*Task directions:* Below is a block of records; repeat all of them exactly.

*Information given:*
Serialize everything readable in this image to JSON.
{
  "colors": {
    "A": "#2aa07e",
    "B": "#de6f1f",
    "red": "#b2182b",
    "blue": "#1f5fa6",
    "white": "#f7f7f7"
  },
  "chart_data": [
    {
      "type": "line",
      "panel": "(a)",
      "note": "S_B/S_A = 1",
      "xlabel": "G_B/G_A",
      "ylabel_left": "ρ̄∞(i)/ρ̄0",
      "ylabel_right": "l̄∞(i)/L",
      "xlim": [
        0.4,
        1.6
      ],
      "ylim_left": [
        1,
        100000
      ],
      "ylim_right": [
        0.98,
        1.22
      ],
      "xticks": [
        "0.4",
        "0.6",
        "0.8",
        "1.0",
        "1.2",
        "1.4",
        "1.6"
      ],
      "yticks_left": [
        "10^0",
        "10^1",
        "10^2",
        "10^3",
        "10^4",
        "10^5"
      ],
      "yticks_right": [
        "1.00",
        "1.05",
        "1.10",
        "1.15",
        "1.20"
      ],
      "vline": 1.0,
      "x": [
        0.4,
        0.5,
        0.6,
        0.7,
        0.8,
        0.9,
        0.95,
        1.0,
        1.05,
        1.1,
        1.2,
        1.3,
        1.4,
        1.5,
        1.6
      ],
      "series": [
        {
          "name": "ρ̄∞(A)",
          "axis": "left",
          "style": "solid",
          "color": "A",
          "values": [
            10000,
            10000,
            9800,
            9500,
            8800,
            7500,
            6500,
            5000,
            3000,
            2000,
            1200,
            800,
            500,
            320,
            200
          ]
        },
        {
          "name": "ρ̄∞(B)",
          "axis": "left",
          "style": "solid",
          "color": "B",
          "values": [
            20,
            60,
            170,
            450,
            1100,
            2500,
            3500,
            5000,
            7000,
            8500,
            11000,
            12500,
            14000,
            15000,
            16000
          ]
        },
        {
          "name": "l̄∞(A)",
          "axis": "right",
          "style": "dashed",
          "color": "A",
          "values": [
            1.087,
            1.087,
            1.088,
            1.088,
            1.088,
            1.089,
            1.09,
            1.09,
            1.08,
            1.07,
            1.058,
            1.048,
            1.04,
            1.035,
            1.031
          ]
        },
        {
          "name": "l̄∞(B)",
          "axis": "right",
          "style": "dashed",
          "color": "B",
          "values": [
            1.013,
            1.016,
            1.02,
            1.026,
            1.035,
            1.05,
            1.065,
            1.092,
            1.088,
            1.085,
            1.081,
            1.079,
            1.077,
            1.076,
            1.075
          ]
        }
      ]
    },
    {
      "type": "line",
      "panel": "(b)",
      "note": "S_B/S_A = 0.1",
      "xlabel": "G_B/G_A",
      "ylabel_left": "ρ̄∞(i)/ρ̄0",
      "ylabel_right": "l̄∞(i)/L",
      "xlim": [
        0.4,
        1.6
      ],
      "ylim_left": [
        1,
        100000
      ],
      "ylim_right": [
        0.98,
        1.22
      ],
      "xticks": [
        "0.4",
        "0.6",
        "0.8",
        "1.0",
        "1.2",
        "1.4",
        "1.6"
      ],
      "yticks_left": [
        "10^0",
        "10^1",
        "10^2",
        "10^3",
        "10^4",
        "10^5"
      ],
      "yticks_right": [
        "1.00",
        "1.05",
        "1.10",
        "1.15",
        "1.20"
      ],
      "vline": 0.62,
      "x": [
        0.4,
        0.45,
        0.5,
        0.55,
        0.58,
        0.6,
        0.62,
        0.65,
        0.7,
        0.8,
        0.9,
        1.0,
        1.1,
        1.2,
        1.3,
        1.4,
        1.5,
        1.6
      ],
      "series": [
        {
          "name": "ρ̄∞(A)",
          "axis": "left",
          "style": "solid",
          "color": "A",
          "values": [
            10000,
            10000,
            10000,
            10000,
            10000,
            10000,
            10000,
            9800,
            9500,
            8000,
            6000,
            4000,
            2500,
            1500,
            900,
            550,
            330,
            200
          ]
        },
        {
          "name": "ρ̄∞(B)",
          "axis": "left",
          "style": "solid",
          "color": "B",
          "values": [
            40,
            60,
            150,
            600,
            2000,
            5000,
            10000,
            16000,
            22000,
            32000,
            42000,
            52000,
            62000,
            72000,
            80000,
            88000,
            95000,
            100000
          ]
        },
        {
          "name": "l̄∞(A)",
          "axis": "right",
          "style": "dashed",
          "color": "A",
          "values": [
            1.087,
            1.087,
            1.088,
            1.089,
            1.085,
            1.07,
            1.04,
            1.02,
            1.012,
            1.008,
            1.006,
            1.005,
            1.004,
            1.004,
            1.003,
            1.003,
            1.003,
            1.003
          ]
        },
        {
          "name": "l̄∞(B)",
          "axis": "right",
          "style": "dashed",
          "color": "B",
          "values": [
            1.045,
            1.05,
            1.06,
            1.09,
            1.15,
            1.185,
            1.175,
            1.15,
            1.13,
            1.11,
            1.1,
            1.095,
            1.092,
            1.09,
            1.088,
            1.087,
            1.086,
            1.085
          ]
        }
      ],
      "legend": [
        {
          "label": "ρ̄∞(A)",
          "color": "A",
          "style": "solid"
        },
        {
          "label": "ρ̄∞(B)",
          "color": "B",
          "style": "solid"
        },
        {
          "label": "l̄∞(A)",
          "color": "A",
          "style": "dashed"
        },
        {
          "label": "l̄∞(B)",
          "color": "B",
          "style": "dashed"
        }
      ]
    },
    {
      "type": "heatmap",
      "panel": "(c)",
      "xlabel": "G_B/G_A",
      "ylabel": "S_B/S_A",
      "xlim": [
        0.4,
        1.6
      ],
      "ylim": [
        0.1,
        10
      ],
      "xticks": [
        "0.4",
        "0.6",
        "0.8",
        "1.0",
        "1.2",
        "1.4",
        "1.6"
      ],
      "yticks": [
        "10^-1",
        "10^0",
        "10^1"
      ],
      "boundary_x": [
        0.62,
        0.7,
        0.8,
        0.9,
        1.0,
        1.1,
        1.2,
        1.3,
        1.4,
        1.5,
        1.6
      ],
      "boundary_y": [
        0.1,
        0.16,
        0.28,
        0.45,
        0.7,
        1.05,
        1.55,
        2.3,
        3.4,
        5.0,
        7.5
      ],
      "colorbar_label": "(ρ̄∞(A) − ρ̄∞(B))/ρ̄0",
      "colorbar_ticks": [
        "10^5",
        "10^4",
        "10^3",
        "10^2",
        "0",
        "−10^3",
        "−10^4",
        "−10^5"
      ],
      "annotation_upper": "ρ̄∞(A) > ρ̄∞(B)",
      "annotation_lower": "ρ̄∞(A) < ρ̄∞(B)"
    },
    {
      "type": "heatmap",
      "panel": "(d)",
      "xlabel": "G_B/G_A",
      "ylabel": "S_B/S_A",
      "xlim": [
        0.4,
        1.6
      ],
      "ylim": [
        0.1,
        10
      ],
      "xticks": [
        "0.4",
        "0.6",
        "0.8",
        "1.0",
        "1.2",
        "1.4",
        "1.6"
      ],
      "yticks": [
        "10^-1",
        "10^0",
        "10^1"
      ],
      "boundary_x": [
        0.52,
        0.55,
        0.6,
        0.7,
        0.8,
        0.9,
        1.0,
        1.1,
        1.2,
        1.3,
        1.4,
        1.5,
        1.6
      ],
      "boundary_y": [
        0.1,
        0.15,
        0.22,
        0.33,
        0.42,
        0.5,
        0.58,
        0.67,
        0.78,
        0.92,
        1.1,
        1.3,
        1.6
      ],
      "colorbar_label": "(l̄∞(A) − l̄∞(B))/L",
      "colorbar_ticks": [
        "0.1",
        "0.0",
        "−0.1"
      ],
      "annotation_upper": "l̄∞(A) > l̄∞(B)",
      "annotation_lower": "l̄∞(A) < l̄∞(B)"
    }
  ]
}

*Complete output:*
Serialize everything readable in this image to JSON.
{
  "colors": {
    "A": "#2aa07e",
    "B": "#de6f1f",
    "red": "#b2182b",
    "blue": "#1f5fa6",
    "white": "#f7f7f7"
  },
  "chart_data": [
    {
      "type": "line",
      "panel": "(a)",
      "note": "S_B/S_A = 1",
      "xlabel": "G_B/G_A",
      "ylabel_left": "ρ̄∞(i)/ρ̄0",
      "ylabel_right": "l̄∞(i)/L",
      "xlim": [
        0.4,
        1.6
      ],
      "ylim_left": [
        1,
        100000
      ],
      "ylim_right": [
        0.98,
        1.22
      ],
      "xticks": [
        "0.4",
        "0.6",
        "0.8",
        "1.0",
        "1.2",
        "1.4",
        "1.6"
      ],
      "yticks_left": [
        "10^0",
        "10^1",
        "10^2",
        "10^3",
        "10^4",
        "10^5"
      ],
      "yticks_right": [
        "1.00",
        "1.05",
        "1.10",
        "1.15",
        "1.20"
      ],
      "vline": 1.0,
      "x": [
        0.4,
        0.5,
        0.6,
        0.7,
        0.8,
        0.9,
        0.95,
        1.0,
        1.05,
        1.1,
        1.2,
        1.3,
        1.4,
        1.5,
        1.6
      ],
      "series": [
        {
          "name": "ρ̄∞(A)",
          "axis": "left",
          "style": "solid",
          "color": "A",
          "values": [
            10000,
            10000,
            9800,
            9500,
            8800,
            7500,
            6500,
            5000,
            3000,
            2000,
            1200,
            800,
            500,
            320,
            200
          ]
        },
        {
          "name": "ρ̄∞(B)",
          "axis": "left",
          "style": "solid",
          "color": "B",
          "values": [
            20,
            60,
            170,
            450,
            1100,
            2500,
            3500,
            5000,
            7000,
            8500,
            11000,
            12500,
            14000,
            15000,
            16000
          ]
        },
        {
          "name": "l̄∞(A)",
          "axis": "right",
          "style": "dashed",
          "color": "A",
          "values": [
            1.087,
            1.087,
            1.088,
            1.088,
            1.088,
            1.089,
            1.09,
            1.09,
            1.08,
            1.07,
            1.058,
            1.048,
            1.04,
            1.035,
            1.031
          ]
        },
        {
          "name": "l̄∞(B)",
          "axis": "right",
          "style": "dashed",
          "color": "B",
          "values": [
            1.013,
            1.016,
            1.02,
            1.026,
            1.035,
            1.05,
            1.065,
            1.092,
            1.088,
            1.085,
            1.081,
            1.079,
            1.077,
            1.076,
            1.075
          ]
        }
      ]
    },
    {
      "type": "line",
      "panel": "(b)",
      "note": "S_B/S_A = 0.1",
      "xlabel": "G_B/G_A",
      "ylabel_left": "ρ̄∞(i)/ρ̄0",
      "ylabel_right": "l̄∞(i)/L",
      "xlim": [
        0.4,
        1.6
      ],
      "ylim_left": [
        1,
        100000
      ],
      "ylim_right": [
        0.98,
        1.22
      ],
      "xticks": [
        "0.4",
        "0.6",
        "0.8",
        "1.0",
        "1.2",
        "1.4",
        "1.6"
      ],
      "yticks_left": [
        "10^0",
        "10^1",
        "10^2",
        "10^3",
        "10^4",
        "10^5"
      ],
      "yticks_right": [
        "1.00",
        "1.05",
        "1.10",
        "1.15",
        "1.20"
      ],
      "vline": 0.62,
      "x": [
        0.4,
        0.45,
        0.5,
        0.55,
        0.58,
        0.6,
        0.62,
        0.65,
        0.7,
        0.8,
        0.9,
        1.0,
        1.1,
        1.2,
        1.3,
        1.4,
        1.5,
        1.6
      ],
      "series": [
        {
          "name": "ρ̄∞(A)",
          "axis": "left",
          "style": "solid",
          "color": "A",
          "values": [
            10000,
            10000,
            10000,
            10000,
            10000,
            10000,
            10000,
            9800,
            9500,
            8000,
            6000,
            4000,
            2500,
            1500,
            900,
            550,
            330,
            200
          ]
        },
        {
          "name": "ρ̄∞(B)",
          "axis": "left",
          "style": "solid",
          "color": "B",
          "values": [
            40,
            60,
            150,
            600,
            2000,
            5000,
            10000,
            16000,
            22000,
            32000,
            42000,
            52000,
            62000,
            72000,
            80000,
            88000,
            95000,
            100000
          ]
        },
        {
          "name": "l̄∞(A)",
          "axis": "right",
          "style": "dashed",
          "color": "A",
          "values": [
            1.087,
            1.087,
            1.088,
            1.089,
            1.085,
            1.07,
            1.04,
            1.02,
            1.012,
            1.008,
            1.006,
            1.005,
            1.004,
            1.004,
            1.003,
            1.003,
            1.003,
            1.003
          ]
        },
        {
          "name": "l̄∞(B)",
          "axis": "right",
          "style": "dashed",
          "color": "B",
          "values": [
            1.045,
            1.05,
            1.06,
            1.09,
            1.15,
            1.185,
            1.175,
            1.15,
            1.13,
            1.11,
            1.1,
            1.095,
            1.092,
            1.09,
            1.088,
            1.087,
            1.086,
            1.085
          ]
        }
      ],
      "legend": [
        {
          "label": "ρ̄∞(A)",
          "color": "A",
          "style": "solid"
        },
        {
          "label": "ρ̄∞(B)",
          "color": "B",
          "style": "solid"
        },
        {
          "label": "l̄∞(A)",
          "color": "A",
          "style": "dashed"
        },
        {
          "label": "l̄∞(B)",
          "color": "B",
          "style": "dashed"
        }
      ]
    },
    {
      "type": "heatmap",
      "panel": "(c)",
      "xlabel": "G_B/G_A",
      "ylabel": "S_B/S_A",
      "xlim": [
        0.4,
        1.6
      ],
      "ylim": [
        0.1,
        10
      ],
      "xticks": [
        "0.4",
        "0.6",
        "0.8",
        "1.0",
        "1.2",
        "1.4",
        "1.6"
      ],
      "yticks": [
        "10^-1",
        "10^0",
        "10^1"
      ],
      "boundary_x": [
        0.62,
        0.7,
        0.8,
        0.9,
        1.0,
        1.1,
        1.2,
        1.3,
        1.4,
        1.5,
        1.6
      ],
      "boundary_y": [
        0.1,
        0.16,
        0.28,
        0.45,
        0.7,
        1.05,
        1.55,
        2.3,
        3.4,
        5.0,
        7.5
      ],
      "colorbar_label": "(ρ̄∞(A) − ρ̄∞(B))/ρ̄0",
      "colorbar_ticks": [
        "10^5",
        "10^4",
        "10^3",
        "10^2",
        "0",
        "−10^3",
        "−10^4",
        "−10^5"
      ],
      "annotation_upper": "ρ̄∞(A) > ρ̄∞(B)",
      "annotation_lower": "ρ̄∞(A) < ρ̄∞(B)"
    },
    {
      "type": "heatmap",
      "panel": "(d)",
      "xlabel": "G_B/G_A",
      "ylabel": "S_B/S_A",
      "xlim": [
        0.4,
        1.6
      ],
      "ylim": [
        0.1,
        10
      ],
      "xticks": [
        "0.4",
        "0.6",
        "0.8",
        "1.0",
        "1.2",
        "1.4",
        "1.6"
      ],
      "yticks": [
        "10^-1",
        "10^0",
        "10^1"
      ],
      "boundary_x": [
        0.52,
        0.55,
        0.6,
        0.7,
        0.8,
        0.9,
        1.0,
        1.1,
        1.2,
        1.3,
        1.4,
        1.5,
        1.6
      ],
      "boundary_y": [
        0.1,
        0.15,
        0.22,
        0.33,
        0.42,
        0.5,
        0.58,
        0.67,
        0.78,
        0.92,
        1.1,
        1.3,
        1.6
      ],
      "colorbar_label": "(l̄∞(A) − l̄∞(B))/L",
      "colorbar_ticks": [
        "0.1",
        "0.0",
        "−0.1"
      ],
      "annotation_upper": "l̄∞(A) > l̄∞(B)",
      "annotation_lower": "l̄∞(A) < l̄∞(B)"
    }
  ]
}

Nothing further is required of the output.